### WHAT YOU WILL DO
Rewrite every line of the listing from the one containing "salutation: 各高等学校，各市、州、县教育局： <box>84" down to the one containing "general-gaozhi-line: 150 分。", changing "首选物理" to "物理类" and keeping everything else unchanged.

### PROVIDED RECORDS

##########

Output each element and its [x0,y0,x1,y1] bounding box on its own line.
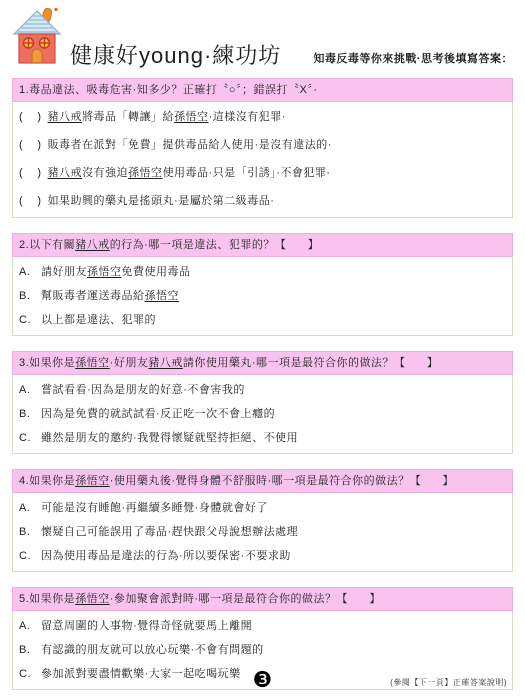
option-item: C.雖然是朋友的邀約·我覺得懷疑就堅持拒絕、不使用 [19,432,506,445]
true-false-item: ( )豬八戒將毒品「轉讓」給孫悟空·這樣沒有犯罪· [19,111,506,124]
option-letter: A. [19,266,41,279]
text-segment: 2.以下有關 [19,239,75,251]
question-header: 3.如果你是孫悟空·好朋友豬八戒請你使用藥丸·哪一項是最符合你的做法？【 】 [12,351,513,375]
answer-blank-brackets: 【 】 [275,239,319,251]
row-text: 豬八戒沒有強迫孫悟空使用毒品·只是「引誘」·不會犯罪· [48,167,506,180]
text-segment: 因為使用毒品是違法的行為·所以要保密·不要求助 [41,550,291,562]
text-segment: 因為是免費的就試試看·反正吃一次不會上癮的 [41,408,275,420]
answer-blank-parentheses: ( ) [19,111,42,124]
row-text: 幫販毒者運送毒品給孫悟空 [41,290,506,303]
option-item: A.請好朋友孫悟空免費使用毒品 [19,266,506,279]
question-block-2: 2.以下有關豬八戒的行為·哪一項是違法、犯罪的？【 】A.請好朋友孫悟空免費使用… [12,233,513,336]
option-item: C.以上都是違法、犯罪的 [19,314,506,327]
answer-blank-parentheses: ( ) [19,195,42,208]
row-text: 懷疑自己可能誤用了毒品·趕快跟父母說想辦法處理 [41,526,506,539]
option-item: B.幫販毒者運送毒品給孫悟空 [19,290,506,303]
text-segment: ·參加聚會派對時·哪一項是最符合你的做法？ [110,593,337,605]
option-item: A.可能是沒有睡飽·再繼續多睡覺·身體就會好了 [19,502,506,515]
question-header: 5.如果你是孫悟空·參加聚會派對時·哪一項是最符合你的做法？【 】 [12,587,513,611]
text-segment: 販毒者在派對「免費」提供毒品給人使用·是沒有違法的· [48,139,332,151]
underlined-term: 豬八戒 [75,239,110,251]
option-item: B.因為是免費的就試試看·反正吃一次不會上癮的 [19,408,506,421]
house-icon [12,7,62,70]
row-text: 豬八戒將毒品「轉讓」給孫悟空·這樣沒有犯罪· [48,111,506,124]
option-letter: B. [19,408,41,421]
question-body: A.可能是沒有睡飽·再繼續多睡覺·身體就會好了B.懷疑自己可能誤用了毒品·趕快跟… [13,493,512,571]
text-segment: 使用毒品·只是「引誘」·不會犯罪· [163,167,331,179]
option-item: B.懷疑自己可能誤用了毒品·趕快跟父母說想辦法處理 [19,526,506,539]
true-false-item: ( )販毒者在派對「免費」提供毒品給人使用·是沒有違法的· [19,139,506,152]
underlined-term: 豬八戒 [48,167,83,179]
text-segment: 留意周圍的人事物·覺得奇怪就要馬上離開 [41,620,252,632]
option-letter: B. [19,290,41,303]
text-segment: 雖然是朋友的邀約·我覺得懷疑就堅持拒絕、不使用 [41,432,298,444]
option-letter: A. [19,384,41,397]
true-false-item: ( )豬八戒沒有強迫孫悟空使用毒品·只是「引誘」·不會犯罪· [19,167,506,180]
text-segment: 可能是沒有睡飽·再繼續多睡覺·身體就會好了 [41,502,268,514]
option-item: C.因為使用毒品是違法的行為·所以要保密·不要求助 [19,550,506,563]
text-segment: ·這樣沒有犯罪· [209,111,286,123]
row-text: 如果助興的藥丸是搖頭丸·是屬於第二級毒品· [48,195,506,208]
underlined-term: 孫悟空 [128,167,163,179]
worksheet-page: 健康好young·練功坊 知毒反毒等你來挑戰·思考後填寫答案： 1.毒品違法、吸… [0,0,525,700]
underlined-term: 孫悟空 [75,593,110,605]
text-segment: 免費使用毒品 [122,266,191,278]
option-letter: A. [19,620,41,633]
option-letter: A. [19,502,41,515]
answer-blank-parentheses: ( ) [19,167,42,180]
text-segment: 以上都是違法、犯罪的 [41,314,156,326]
option-item: A.留意周圍的人事物·覺得奇怪就要馬上離開 [19,620,506,633]
footer-note: (參閱【下一頁】正確答案說明) [390,677,507,688]
row-text: 雖然是朋友的邀約·我覺得懷疑就堅持拒絕、不使用 [41,432,506,445]
text-segment: 5.如果你是 [19,593,75,605]
question-body: A.嘗試看看·因為是朋友的好意·不會害我的B.因為是免費的就試試看·反正吃一次不… [13,375,512,453]
page-header: 健康好young·練功坊 知毒反毒等你來挑戰·思考後填寫答案： [12,0,513,78]
row-text: 有認識的朋友就可以放心玩樂·不會有問題的 [41,644,506,657]
option-letter: B. [19,644,41,657]
text-segment: 3.如果你是 [19,357,75,369]
text-segment: 幫販毒者運送毒品給 [41,290,145,302]
row-text: 販毒者在派對「免費」提供毒品給人使用·是沒有違法的· [48,139,506,152]
text-segment: ·使用藥丸後·覺得身體不舒服時·哪一項是最符合你的做法？ [110,475,410,487]
text-segment: 沒有強迫 [82,167,128,179]
row-text: 嘗試看看·因為是朋友的好意·不會害我的 [41,384,506,397]
answer-blank-parentheses: ( ) [19,139,42,152]
text-segment: 懷疑自己可能誤用了毒品·趕快跟父母說想辦法處理 [41,526,298,538]
option-item: A.嘗試看看·因為是朋友的好意·不會害我的 [19,384,506,397]
text-segment: 將毒品「轉讓」給 [82,111,174,123]
underlined-term: 豬八戒 [148,357,183,369]
text-segment: 如果助興的藥丸是搖頭丸·是屬於第二級毒品· [48,195,275,207]
row-text: 請好朋友孫悟空免費使用毒品 [41,266,506,279]
question-block-4: 4.如果你是孫悟空·使用藥丸後·覺得身體不舒服時·哪一項是最符合你的做法？【 】… [12,469,513,572]
text-segment: 的行為·哪一項是違法、犯罪的？ [110,239,275,251]
text-segment: 請好朋友 [41,266,87,278]
underlined-term: 孫悟空 [75,357,110,369]
text-segment: 4.如果你是 [19,475,75,487]
option-letter: C. [19,314,41,327]
question-block-1: 1.毒品違法、吸毒危害·知多少？正確打〝○〞；錯誤打〝X〞·( )豬八戒將毒品「… [12,78,513,218]
page-footer: ❸ (參閱【下一頁】正確答案說明) [0,667,525,700]
page-title: 健康好young·練功坊 [70,44,281,70]
questions: 1.毒品違法、吸毒危害·知多少？正確打〝○〞；錯誤打〝X〞·( )豬八戒將毒品「… [12,78,513,690]
text-segment: 有認識的朋友就可以放心玩樂·不會有問題的 [41,644,264,656]
option-letter: C. [19,432,41,445]
underlined-term: 孫悟空 [87,266,122,278]
row-text: 留意周圍的人事物·覺得奇怪就要馬上離開 [41,620,506,633]
question-header: 2.以下有關豬八戒的行為·哪一項是違法、犯罪的？【 】 [12,233,513,257]
option-letter: B. [19,526,41,539]
underlined-term: 孫悟空 [145,290,180,302]
answer-blank-brackets: 【 】 [337,593,381,605]
question-block-3: 3.如果你是孫悟空·好朋友豬八戒請你使用藥丸·哪一項是最符合你的做法？【 】A.… [12,351,513,454]
question-header: 4.如果你是孫悟空·使用藥丸後·覺得身體不舒服時·哪一項是最符合你的做法？【 】 [12,469,513,493]
text-segment: 請你使用藥丸·哪一項是最符合你的做法？ [183,357,394,369]
option-letter: C. [19,550,41,563]
row-text: 可能是沒有睡飽·再繼續多睡覺·身體就會好了 [41,502,506,515]
row-text: 因為使用毒品是違法的行為·所以要保密·不要求助 [41,550,506,563]
question-header: 1.毒品違法、吸毒危害·知多少？正確打〝○〞；錯誤打〝X〞· [12,78,513,102]
row-text: 因為是免費的就試試看·反正吃一次不會上癮的 [41,408,506,421]
text-segment: ·好朋友 [110,357,149,369]
option-item: B.有認識的朋友就可以放心玩樂·不會有問題的 [19,644,506,657]
row-text: 以上都是違法、犯罪的 [41,314,506,327]
true-false-item: ( )如果助興的藥丸是搖頭丸·是屬於第二級毒品· [19,195,506,208]
underlined-term: 孫悟空 [75,475,110,487]
text-segment: 1.毒品違法、吸毒危害·知多少？正確打〝○〞；錯誤打〝X〞· [19,84,317,96]
answer-blank-brackets: 【 】 [410,475,454,487]
page-subtitle: 知毒反毒等你來挑戰·思考後填寫答案： [313,50,513,70]
question-body: ( )豬八戒將毒品「轉讓」給孫悟空·這樣沒有犯罪·( )販毒者在派對「免費」提供… [13,102,512,217]
question-body: A.請好朋友孫悟空免費使用毒品B.幫販毒者運送毒品給孫悟空C.以上都是違法、犯罪… [13,257,512,335]
underlined-term: 孫悟空 [174,111,209,123]
text-segment: 嘗試看看·因為是朋友的好意·不會害我的 [41,384,245,396]
answer-blank-brackets: 【 】 [394,357,438,369]
underlined-term: 豬八戒 [48,111,83,123]
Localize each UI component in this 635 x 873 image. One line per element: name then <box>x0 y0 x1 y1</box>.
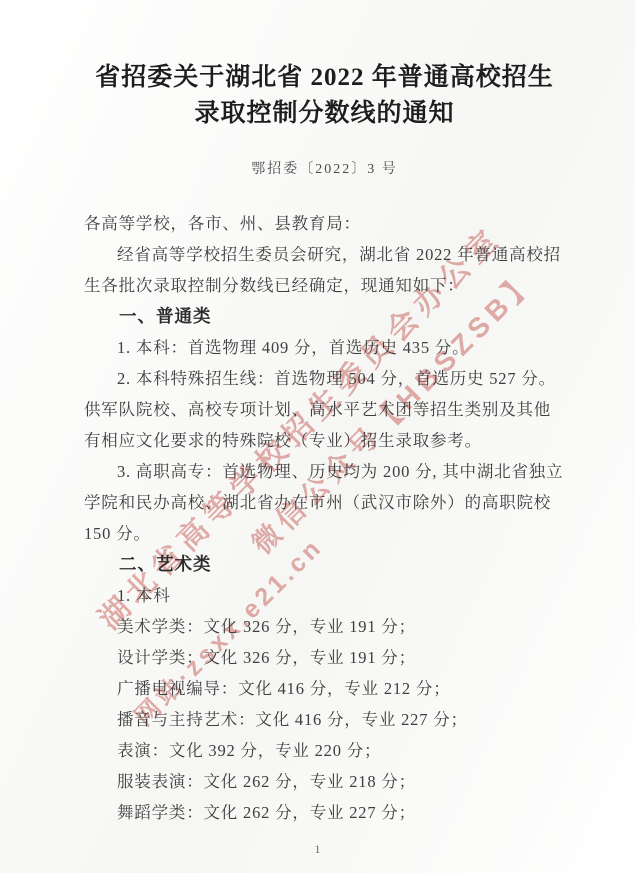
salutation: 各高等学校，各市、州、县教育局： <box>84 208 565 239</box>
general-special-line: 供军队院校、高校专项计划、高水平艺术团等招生类别及其他 <box>84 394 565 425</box>
document-title-line1: 省招委关于湖北省 2022 年普通高校招生 <box>84 60 565 96</box>
art-score-line: 播音与主持艺术：文化 416 分，专业 227 分； <box>84 704 565 735</box>
general-special-line: 2. 本科特殊招生线：首选物理 504 分，首选历史 527 分。 <box>84 363 565 394</box>
document-number: 鄂招委〔2022〕3 号 <box>84 158 565 178</box>
document-body: 省招委关于湖北省 2022 年普通高校招生 录取控制分数线的通知 鄂招委〔202… <box>84 0 565 828</box>
intro-line: 经省高等学校招生委员会研究，湖北省 2022 年普通高校招 <box>84 239 565 270</box>
art-score-line: 美术学类：文化 326 分，专业 191 分； <box>84 611 565 642</box>
document-page: 湖北省高等学校招生委员会办公室 微信公众号【HBSZSB】 网站·zsxx.e2… <box>0 0 635 873</box>
general-gaozhi-line: 3. 高职高专：首选物理、历史均为 200 分, 其中湖北省独立 <box>84 456 565 487</box>
general-benke-line: 1. 本科：首选物理 409 分，首选历史 435 分。 <box>84 332 565 363</box>
general-gaozhi-line: 150 分。 <box>84 518 565 549</box>
page-number: 1 <box>0 842 635 857</box>
document-title: 省招委关于湖北省 2022 年普通高校招生 录取控制分数线的通知 <box>84 60 565 132</box>
notice-text: 各高等学校，各市、州、县教育局： 经省高等学校招生委员会研究，湖北省 2022 … <box>84 208 565 828</box>
intro-line: 生各批次录取控制分数线已经确定，现通知如下： <box>84 270 565 301</box>
section-heading-art: 二、艺术类 <box>84 549 565 580</box>
general-gaozhi-line: 学院和民办高校、湖北省办在市州（武汉市除外）的高职院校 <box>84 487 565 518</box>
art-score-line: 设计学类：文化 326 分，专业 191 分； <box>84 642 565 673</box>
art-benke-subheading: 1. 本科 <box>84 580 565 611</box>
art-score-line: 服装表演：文化 262 分，专业 218 分； <box>84 766 565 797</box>
general-special-line: 有相应文化要求的特殊院校（专业）招生录取参考。 <box>84 425 565 456</box>
art-score-line: 广播电视编导：文化 416 分，专业 212 分； <box>84 673 565 704</box>
art-score-line: 表演：文化 392 分，专业 220 分； <box>84 735 565 766</box>
art-score-line: 舞蹈学类：文化 262 分，专业 227 分； <box>84 797 565 828</box>
section-heading-general: 一、普通类 <box>84 301 565 332</box>
document-title-line2: 录取控制分数线的通知 <box>84 96 565 132</box>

##########

### THE RESULT
salutation: 各高等学校，各市、州、县教育局： <box>84 208 565 239</box>
general-special-line: 供军队院校、高校专项计划、高水平艺术团等招生类别及其他 <box>84 394 565 425</box>
document-title-line1: 省招委关于湖北省 2022 年普通高校招生 <box>84 60 565 96</box>
art-score-line: 播音与主持艺术：文化 416 分，专业 227 分； <box>84 704 565 735</box>
general-special-line: 2. 本科特殊招生线：物理类 504 分，首选历史 527 分。 <box>84 363 565 394</box>
document-number: 鄂招委〔2022〕3 号 <box>84 158 565 178</box>
document-body: 省招委关于湖北省 2022 年普通高校招生 录取控制分数线的通知 鄂招委〔202… <box>84 0 565 828</box>
intro-line: 经省高等学校招生委员会研究，湖北省 2022 年普通高校招 <box>84 239 565 270</box>
art-score-line: 美术学类：文化 326 分，专业 191 分； <box>84 611 565 642</box>
document-page: 湖北省高等学校招生委员会办公室 微信公众号【HBSZSB】 网站·zsxx.e2… <box>0 0 635 873</box>
general-gaozhi-line: 3. 高职高专：物理类、历史均为 200 分, 其中湖北省独立 <box>84 456 565 487</box>
general-benke-line: 1. 本科：物理类 409 分，首选历史 435 分。 <box>84 332 565 363</box>
general-gaozhi-line: 150 分。 <box>84 518 565 549</box>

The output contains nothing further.